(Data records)
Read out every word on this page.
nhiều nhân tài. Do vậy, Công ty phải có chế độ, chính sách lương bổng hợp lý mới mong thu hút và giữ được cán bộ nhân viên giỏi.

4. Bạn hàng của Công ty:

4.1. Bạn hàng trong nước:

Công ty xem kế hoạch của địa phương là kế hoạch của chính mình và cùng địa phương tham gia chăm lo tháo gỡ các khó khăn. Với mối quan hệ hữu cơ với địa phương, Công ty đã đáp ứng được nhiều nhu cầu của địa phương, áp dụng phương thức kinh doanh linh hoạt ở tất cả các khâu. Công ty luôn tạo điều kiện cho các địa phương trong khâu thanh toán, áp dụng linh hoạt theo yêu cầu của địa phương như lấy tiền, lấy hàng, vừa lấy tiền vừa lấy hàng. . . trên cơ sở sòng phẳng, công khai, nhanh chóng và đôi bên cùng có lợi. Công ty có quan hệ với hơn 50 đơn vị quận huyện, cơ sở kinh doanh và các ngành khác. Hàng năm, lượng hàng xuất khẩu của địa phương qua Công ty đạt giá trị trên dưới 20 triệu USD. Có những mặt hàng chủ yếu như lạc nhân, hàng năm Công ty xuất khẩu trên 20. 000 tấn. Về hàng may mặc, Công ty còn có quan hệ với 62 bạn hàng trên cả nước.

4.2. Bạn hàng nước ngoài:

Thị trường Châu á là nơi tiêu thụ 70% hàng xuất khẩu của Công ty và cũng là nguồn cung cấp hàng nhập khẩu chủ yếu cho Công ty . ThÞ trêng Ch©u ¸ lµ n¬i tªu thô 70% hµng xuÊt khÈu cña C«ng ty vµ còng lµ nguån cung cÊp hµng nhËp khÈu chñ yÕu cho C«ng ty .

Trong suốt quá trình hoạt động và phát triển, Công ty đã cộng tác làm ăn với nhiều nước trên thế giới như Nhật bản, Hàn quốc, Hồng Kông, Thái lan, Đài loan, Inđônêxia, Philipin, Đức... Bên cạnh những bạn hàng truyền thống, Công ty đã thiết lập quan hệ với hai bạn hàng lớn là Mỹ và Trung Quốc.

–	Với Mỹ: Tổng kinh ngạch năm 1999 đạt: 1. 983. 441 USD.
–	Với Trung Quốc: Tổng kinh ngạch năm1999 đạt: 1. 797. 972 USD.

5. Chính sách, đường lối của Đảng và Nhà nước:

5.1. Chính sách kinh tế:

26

* * *

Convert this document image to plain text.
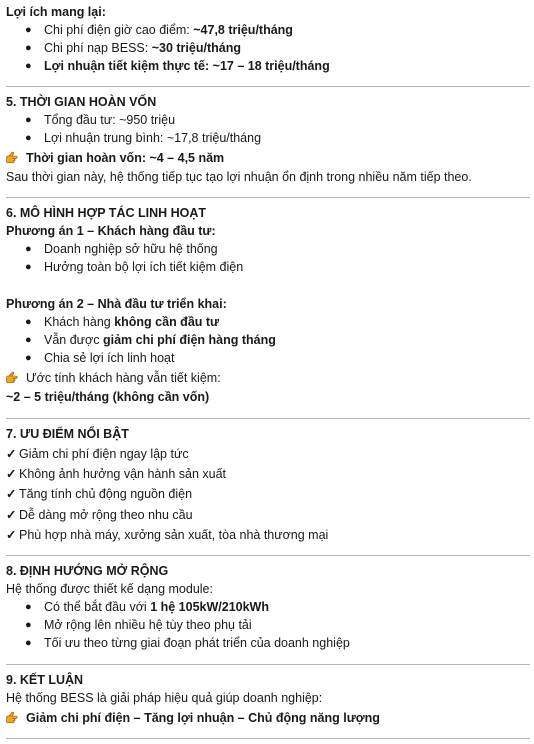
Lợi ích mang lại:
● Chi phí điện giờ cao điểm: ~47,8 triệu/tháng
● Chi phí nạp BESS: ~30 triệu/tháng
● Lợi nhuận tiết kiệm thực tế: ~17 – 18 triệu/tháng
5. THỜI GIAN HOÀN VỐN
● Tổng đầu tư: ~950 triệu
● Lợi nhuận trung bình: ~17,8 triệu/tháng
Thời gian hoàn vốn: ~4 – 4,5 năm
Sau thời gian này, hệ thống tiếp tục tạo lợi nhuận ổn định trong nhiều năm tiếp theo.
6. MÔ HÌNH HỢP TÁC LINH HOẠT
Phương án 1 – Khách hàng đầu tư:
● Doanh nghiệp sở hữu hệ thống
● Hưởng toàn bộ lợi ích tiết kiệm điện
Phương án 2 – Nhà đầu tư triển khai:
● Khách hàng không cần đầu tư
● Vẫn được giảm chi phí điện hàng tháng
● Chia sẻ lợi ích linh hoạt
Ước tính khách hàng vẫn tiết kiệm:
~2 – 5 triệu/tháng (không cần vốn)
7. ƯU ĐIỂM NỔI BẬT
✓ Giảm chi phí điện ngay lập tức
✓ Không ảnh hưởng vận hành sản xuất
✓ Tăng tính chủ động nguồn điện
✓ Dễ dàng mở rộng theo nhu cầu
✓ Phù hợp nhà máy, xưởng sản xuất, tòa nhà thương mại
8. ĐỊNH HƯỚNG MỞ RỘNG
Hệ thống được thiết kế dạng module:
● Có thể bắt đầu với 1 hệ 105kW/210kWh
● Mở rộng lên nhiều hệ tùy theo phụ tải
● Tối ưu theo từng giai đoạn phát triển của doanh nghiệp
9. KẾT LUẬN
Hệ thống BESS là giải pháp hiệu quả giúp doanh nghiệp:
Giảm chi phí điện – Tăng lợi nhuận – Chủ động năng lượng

▸ **SHORT TASK**: Return every line containing "được".

▸ **REPLY**:
nhiều nhân tài. Do vậy, Công ty phải có chế độ, chính sách lương bổng hợp lý mới mong thu hút và giữ được cán bộ nhân viên giỏi.
Công ty xem kế hoạch của địa phương là kế hoạch của chính mình và cùng địa phương tham gia chăm lo tháo gỡ các khó khăn. Với mối quan hệ hữu cơ với địa phương, Công ty đã đáp ứng được nhiều nhu cầu của địa phương, áp dụng phương thức kinh doanh linh hoạt ở tất cả các khâu. Công ty luôn tạo điều kiện cho các địa phương trong khâu thanh toán, áp dụng linh hoạt theo yêu cầu của địa phương như lấy tiền, lấy hàng, vừa lấy tiền vừa lấy hàng. . . trên cơ sở sòng phẳng, công khai, nhanh chóng và đôi bên cùng có lợi. Công ty có quan hệ với hơn 50 đơn vị quận huyện, cơ sở kinh doanh và các ngành khác. Hàng năm, lượng hàng xuất khẩu của địa phương qua Công ty đạt giá trị trên dưới 20 triệu USD. Có những mặt hàng chủ yếu như lạc nhân, hàng năm Công ty xuất khẩu trên 20. 000 tấn. Về hàng may mặc, Công ty còn có quan hệ với 62 bạn hàng trên cả nước.
● Vẫn được giảm chi phí điện hàng tháng
Hệ thống được thiết kế dạng module:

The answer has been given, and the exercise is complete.